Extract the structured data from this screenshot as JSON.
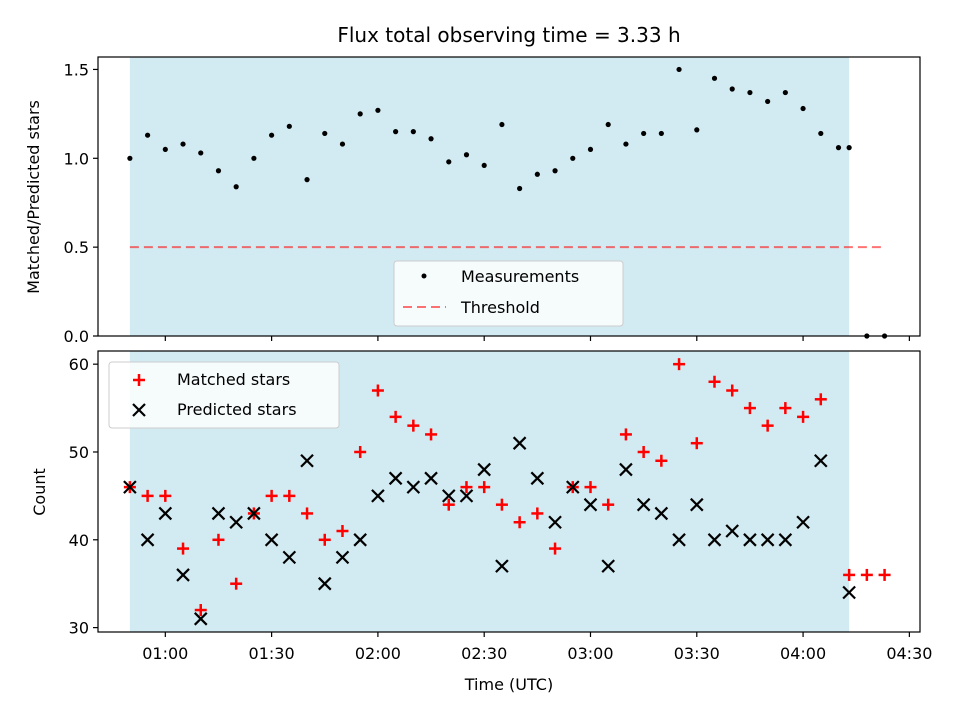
{
  "chart_data": [
    {
      "type": "scatter",
      "title": "Flux total observing time = 3.33 h",
      "xlabel": "",
      "ylabel": "Matched/Predicted stars",
      "ylim": [
        0,
        1.57
      ],
      "yticks": [
        "0.0",
        "0.5",
        "1.0",
        "1.5"
      ],
      "observing_window": [
        "00:50",
        "04:13"
      ],
      "colors": {
        "window": "#add8e6",
        "measurements": "#000000",
        "threshold": "#ff0000"
      },
      "threshold": {
        "name": "Threshold",
        "value": 0.5,
        "x_range": [
          "00:50",
          "04:23"
        ]
      },
      "legend": {
        "placement": "lower center",
        "entries": [
          "Measurements",
          "Threshold"
        ]
      },
      "series": [
        {
          "name": "Measurements",
          "x": [
            "00:50",
            "00:55",
            "01:00",
            "01:05",
            "01:10",
            "01:15",
            "01:20",
            "01:25",
            "01:30",
            "01:35",
            "01:40",
            "01:45",
            "01:50",
            "01:55",
            "02:00",
            "02:05",
            "02:10",
            "02:15",
            "02:20",
            "02:25",
            "02:30",
            "02:35",
            "02:40",
            "02:45",
            "02:50",
            "02:55",
            "03:00",
            "03:05",
            "03:10",
            "03:15",
            "03:20",
            "03:25",
            "03:30",
            "03:35",
            "03:40",
            "03:45",
            "03:50",
            "03:55",
            "04:00",
            "04:05",
            "04:10",
            "04:13",
            "04:18",
            "04:23"
          ],
          "values": [
            1.0,
            1.13,
            1.05,
            1.08,
            1.03,
            0.93,
            0.84,
            1.0,
            1.13,
            1.18,
            0.88,
            1.14,
            1.08,
            1.25,
            1.27,
            1.15,
            1.15,
            1.11,
            0.98,
            1.02,
            0.96,
            1.19,
            0.83,
            0.91,
            0.93,
            1.0,
            1.05,
            1.19,
            1.08,
            1.14,
            1.14,
            1.5,
            1.16,
            1.45,
            1.39,
            1.37,
            1.32,
            1.37,
            1.28,
            1.14,
            1.06,
            1.06,
            0.0,
            0.0
          ]
        }
      ]
    },
    {
      "type": "scatter",
      "title": "",
      "xlabel": "Time (UTC)",
      "ylabel": "Count",
      "ylim": [
        29.5,
        61.5
      ],
      "yticks": [
        "30",
        "40",
        "50",
        "60"
      ],
      "xlim": [
        "00:41",
        "04:33"
      ],
      "xticks": [
        "01:00",
        "01:30",
        "02:00",
        "02:30",
        "03:00",
        "03:30",
        "04:00",
        "04:30"
      ],
      "observing_window": [
        "00:50",
        "04:13"
      ],
      "colors": {
        "window": "#add8e6",
        "matched": "#ff0000",
        "predicted": "#000000"
      },
      "legend": {
        "placement": "top-left",
        "entries": [
          "Matched stars",
          "Predicted stars"
        ]
      },
      "series": [
        {
          "name": "Matched stars",
          "x": [
            "00:50",
            "00:55",
            "01:00",
            "01:05",
            "01:10",
            "01:15",
            "01:20",
            "01:25",
            "01:30",
            "01:35",
            "01:40",
            "01:45",
            "01:50",
            "01:55",
            "02:00",
            "02:05",
            "02:10",
            "02:15",
            "02:20",
            "02:25",
            "02:30",
            "02:35",
            "02:40",
            "02:45",
            "02:50",
            "02:55",
            "03:00",
            "03:05",
            "03:10",
            "03:15",
            "03:20",
            "03:25",
            "03:30",
            "03:35",
            "03:40",
            "03:45",
            "03:50",
            "03:55",
            "04:00",
            "04:05",
            "04:13",
            "04:18",
            "04:23"
          ],
          "values": [
            46,
            45,
            45,
            39,
            32,
            40,
            35,
            43,
            45,
            45,
            43,
            40,
            41,
            50,
            57,
            54,
            53,
            52,
            44,
            46,
            46,
            44,
            42,
            43,
            39,
            46,
            46,
            44,
            52,
            50,
            49,
            60,
            51,
            58,
            57,
            55,
            53,
            55,
            54,
            56,
            36,
            36,
            36
          ]
        },
        {
          "name": "Predicted stars",
          "x": [
            "00:50",
            "00:55",
            "01:00",
            "01:05",
            "01:10",
            "01:15",
            "01:20",
            "01:25",
            "01:30",
            "01:35",
            "01:40",
            "01:45",
            "01:50",
            "01:55",
            "02:00",
            "02:05",
            "02:10",
            "02:15",
            "02:20",
            "02:25",
            "02:30",
            "02:35",
            "02:40",
            "02:45",
            "02:50",
            "02:55",
            "03:00",
            "03:05",
            "03:10",
            "03:15",
            "03:20",
            "03:25",
            "03:30",
            "03:35",
            "03:40",
            "03:45",
            "03:50",
            "03:55",
            "04:00",
            "04:05",
            "04:13"
          ],
          "values": [
            46,
            40,
            43,
            36,
            31,
            43,
            42,
            43,
            40,
            38,
            49,
            35,
            38,
            40,
            45,
            47,
            46,
            47,
            45,
            45,
            48,
            37,
            51,
            47,
            42,
            46,
            44,
            37,
            48,
            44,
            43,
            40,
            44,
            40,
            41,
            40,
            40,
            40,
            42,
            49,
            34
          ]
        }
      ]
    }
  ]
}
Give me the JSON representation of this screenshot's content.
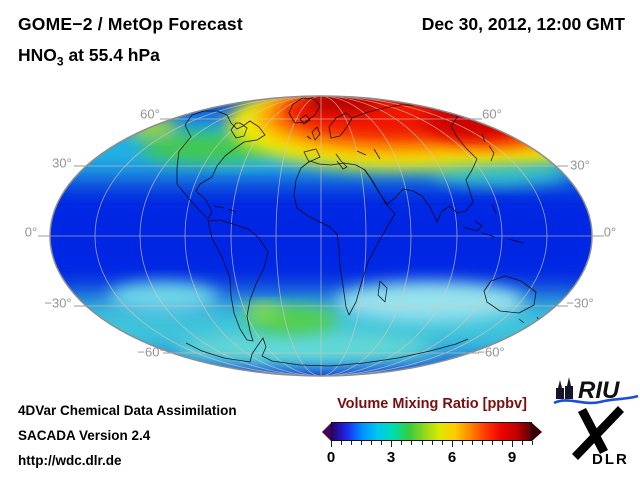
{
  "header": {
    "title": "GOME−2 / MetOp Forecast",
    "species_prefix": "HNO",
    "species_sub": "3",
    "species_suffix": " at 55.4 hPa",
    "datetime": "Dec 30, 2012, 12:00 GMT"
  },
  "map": {
    "projection": "Mollweide",
    "lat_labels_left": [
      "60°",
      "30°",
      "0°",
      "−30°",
      "−60°"
    ],
    "lat_labels_right": [
      "60°",
      "30°",
      "0°",
      "−30°",
      "−60°"
    ]
  },
  "colorbar": {
    "title": "Volume Mixing Ratio [ppbv]",
    "ticks": [
      "0",
      "3",
      "6",
      "9"
    ],
    "min": 0,
    "max": 10,
    "minor_tick_count": 21,
    "gradient": [
      "#2a0070",
      "#1c2bee",
      "#0092ff",
      "#00c8f0",
      "#00ddb0",
      "#35cc3f",
      "#8ed61e",
      "#dce800",
      "#ffcc00",
      "#ff8800",
      "#ff3c00",
      "#ee0400",
      "#c40000",
      "#5c0000"
    ],
    "left_arrow_color": "#46005e",
    "right_arrow_color": "#3a0000"
  },
  "footer": {
    "line1": "4DVar Chemical Data Assimilation",
    "line2": "SACADA Version 2.4",
    "line3": "http://wdc.dlr.de"
  },
  "logos": {
    "riu": "RIU",
    "dlr": "DLR"
  },
  "chart_data": {
    "type": "heatmap",
    "title": "GOME−2 / MetOp Forecast HNO3 at 55.4 hPa",
    "datetime": "Dec 30, 2012, 12:00 GMT",
    "variable": "HNO3 volume mixing ratio",
    "units": "ppbv",
    "projection": "Mollweide (global, centered on 0° longitude)",
    "colorbar": {
      "label": "Volume Mixing Ratio [ppbv]",
      "ticks": [
        0,
        3,
        6,
        9
      ],
      "range": [
        0,
        10
      ]
    },
    "latitude_gridlines_deg": [
      60,
      30,
      0,
      -30,
      -60
    ],
    "field_summary": [
      {
        "region": "Arctic / northern Europe / western Siberia (55N–85N)",
        "value_ppbv": "8–10 (field maximum, red/dark-red)"
      },
      {
        "region": "ring surrounding polar maximum (45N–55N)",
        "value_ppbv": "5–7 (yellow/orange)"
      },
      {
        "region": "Canada / Alaska patches (55N–70N)",
        "value_ppbv": "4–6 (green/yellow-green)"
      },
      {
        "region": "northern mid-latitudes (30N–50N)",
        "value_ppbv": "2–4 (cyan)"
      },
      {
        "region": "tropics (25S–25N)",
        "value_ppbv": "1–2 (deep blue, field minimum)"
      },
      {
        "region": "southern mid/high latitudes (30S–65S)",
        "value_ppbv": "2–3 (cyan/turquoise)"
      },
      {
        "region": "patch near southern South America (45S–60S)",
        "value_ppbv": "4–5 (green)"
      },
      {
        "region": "Antarctica (65S–90S)",
        "value_ppbv": "2–3 (cyan)"
      }
    ]
  }
}
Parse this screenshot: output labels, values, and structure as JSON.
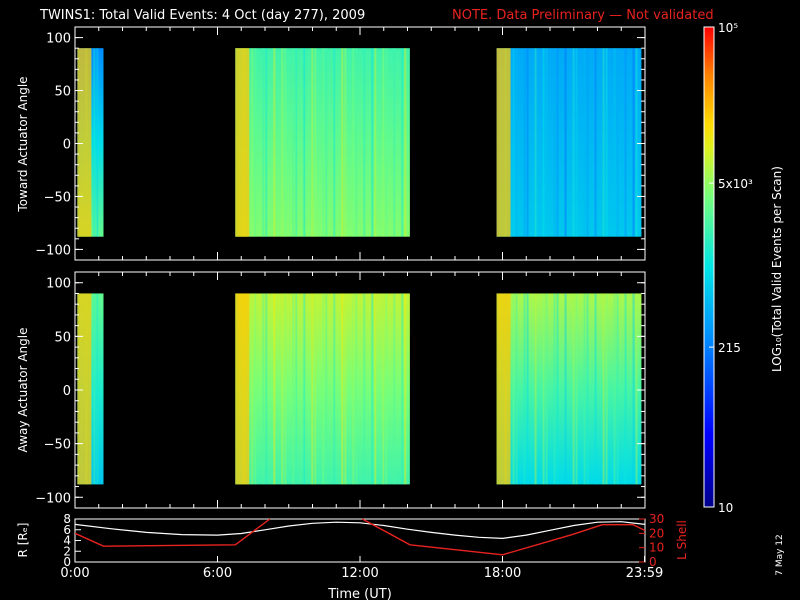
{
  "header": {
    "title": "TWINS1: Total Valid Events:  4 Oct (day 277), 2009",
    "note": "NOTE. Data Preliminary — Not validated"
  },
  "colors": {
    "note": "#e8231f",
    "axes": "#ffffff",
    "background": "#000000",
    "lshell": "#e8231f",
    "radius": "#ffffff"
  },
  "chart_data": [
    {
      "type": "heatmap",
      "panel": "toward",
      "ylabel": "Toward Actuator Angle",
      "ylim": [
        -110,
        110
      ],
      "yticks": [
        "100",
        "50",
        "0",
        "−50",
        "−100"
      ],
      "x_range_hours": [
        0,
        24
      ],
      "data_intervals": [
        {
          "start": 0.1,
          "end": 1.2,
          "level_top": 0.35,
          "level_bottom": 0.62
        },
        {
          "start": 6.75,
          "end": 14.1,
          "level_top": 0.58,
          "level_bottom": 0.66
        },
        {
          "start": 17.75,
          "end": 23.85,
          "level_top": 0.4,
          "level_bottom": 0.45
        }
      ]
    },
    {
      "type": "heatmap",
      "panel": "away",
      "ylabel": "Away Actuator Angle",
      "ylim": [
        -110,
        110
      ],
      "yticks": [
        "100",
        "50",
        "0",
        "−50",
        "−100"
      ],
      "x_range_hours": [
        0,
        24
      ],
      "data_intervals": [
        {
          "start": 0.1,
          "end": 1.2,
          "level_top": 0.62,
          "level_bottom": 0.45
        },
        {
          "start": 6.75,
          "end": 14.1,
          "level_top": 0.72,
          "level_bottom": 0.58
        },
        {
          "start": 17.75,
          "end": 23.85,
          "level_top": 0.7,
          "level_bottom": 0.48
        }
      ]
    },
    {
      "type": "line",
      "panel": "orbit",
      "ylabel": "R [Rₑ]",
      "ylabel_right": "L Shell",
      "ylim_left": [
        0,
        8
      ],
      "ylim_right": [
        0,
        30
      ],
      "yticks_left": [
        "8",
        "6",
        "4",
        "2",
        "0"
      ],
      "yticks_right": [
        "30",
        "20",
        "10",
        "0"
      ],
      "xticks": [
        "0:00",
        "6:00",
        "12:00",
        "18:00",
        "23:59"
      ],
      "xlabel": "Time (UT)",
      "series": [
        {
          "x": [
            0,
            1.5,
            3,
            4.5,
            6,
            7,
            8,
            9,
            10,
            11,
            12,
            13,
            14,
            15,
            16,
            17,
            18,
            19,
            20,
            21,
            22,
            23,
            24
          ],
          "values": [
            7.0,
            6.2,
            5.5,
            5.1,
            5.0,
            5.3,
            6.0,
            6.7,
            7.2,
            7.4,
            7.3,
            6.8,
            6.1,
            5.5,
            5.0,
            4.6,
            4.4,
            5.0,
            5.9,
            6.8,
            7.4,
            7.5,
            7.0
          ]
        },
        {
          "x": [
            0,
            1.2,
            6.75,
            8.2
          ],
          "values": [
            20,
            11,
            12,
            30
          ]
        },
        {
          "x": [
            12.1,
            14.1,
            18,
            20.9,
            22.2,
            23.5,
            24
          ],
          "values": [
            30,
            12,
            5,
            19,
            26,
            26,
            22
          ]
        }
      ]
    },
    {
      "type": "heatmap",
      "panel": "colorbar",
      "ylabel": "LOG₁₀(Total Valid  Events per Scan)",
      "scale": "log",
      "range": [
        10,
        100000
      ],
      "tick_labels": [
        "10⁵",
        "5x10³",
        "215",
        "10"
      ],
      "tick_values": [
        100000,
        5000,
        215,
        10
      ]
    }
  ],
  "datestamp": "7 May 12"
}
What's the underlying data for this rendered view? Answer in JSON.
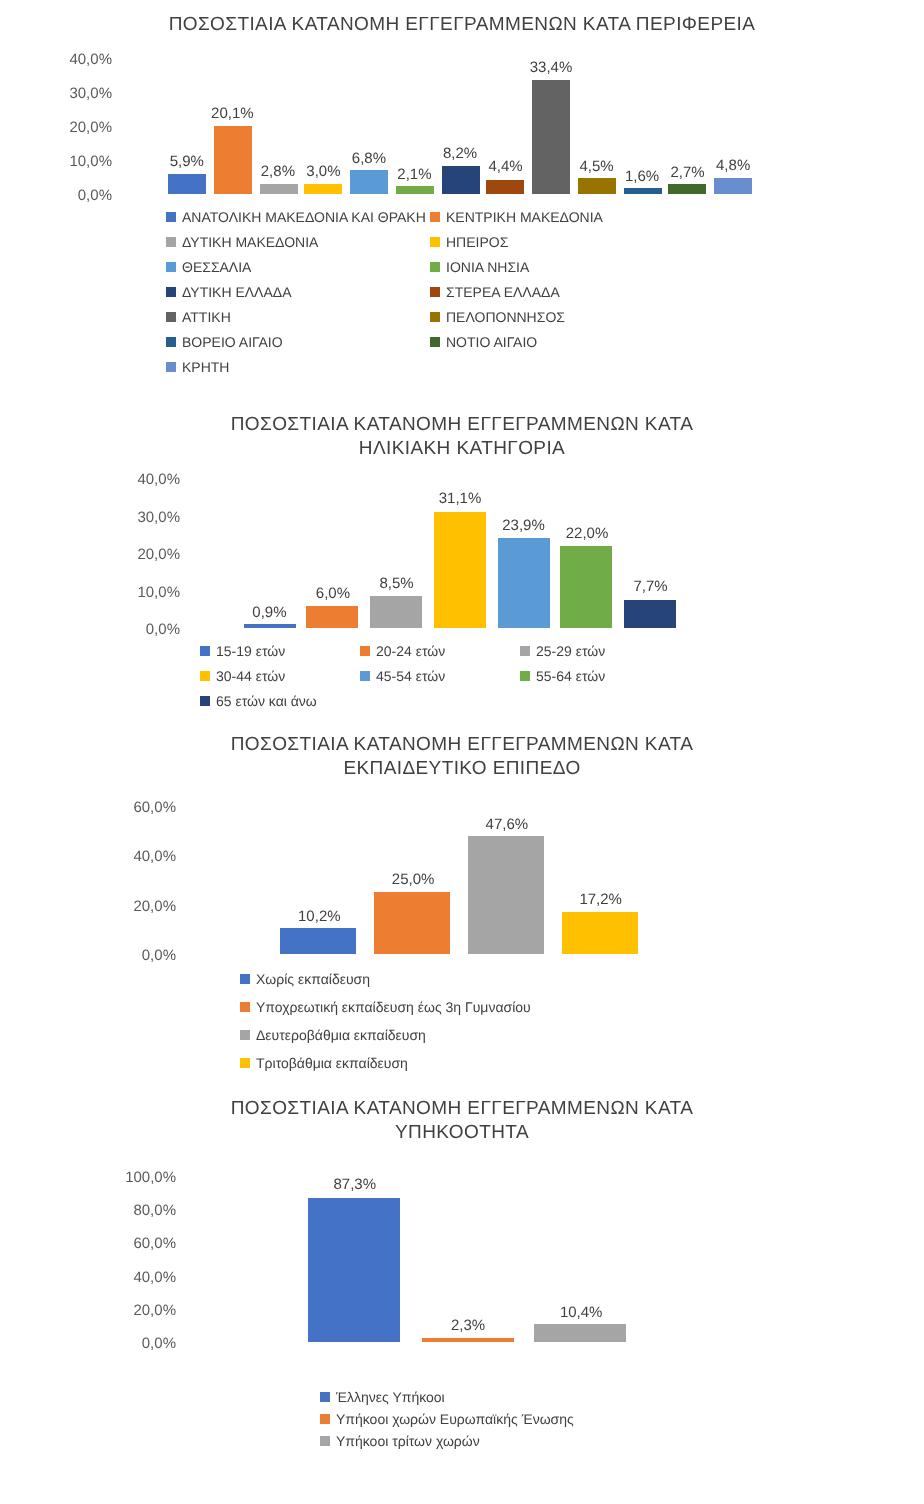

-----

Aim of the task:
Tally the lines of the listing above that include the word "title". Answer with the number alone.

Exercise answer:
6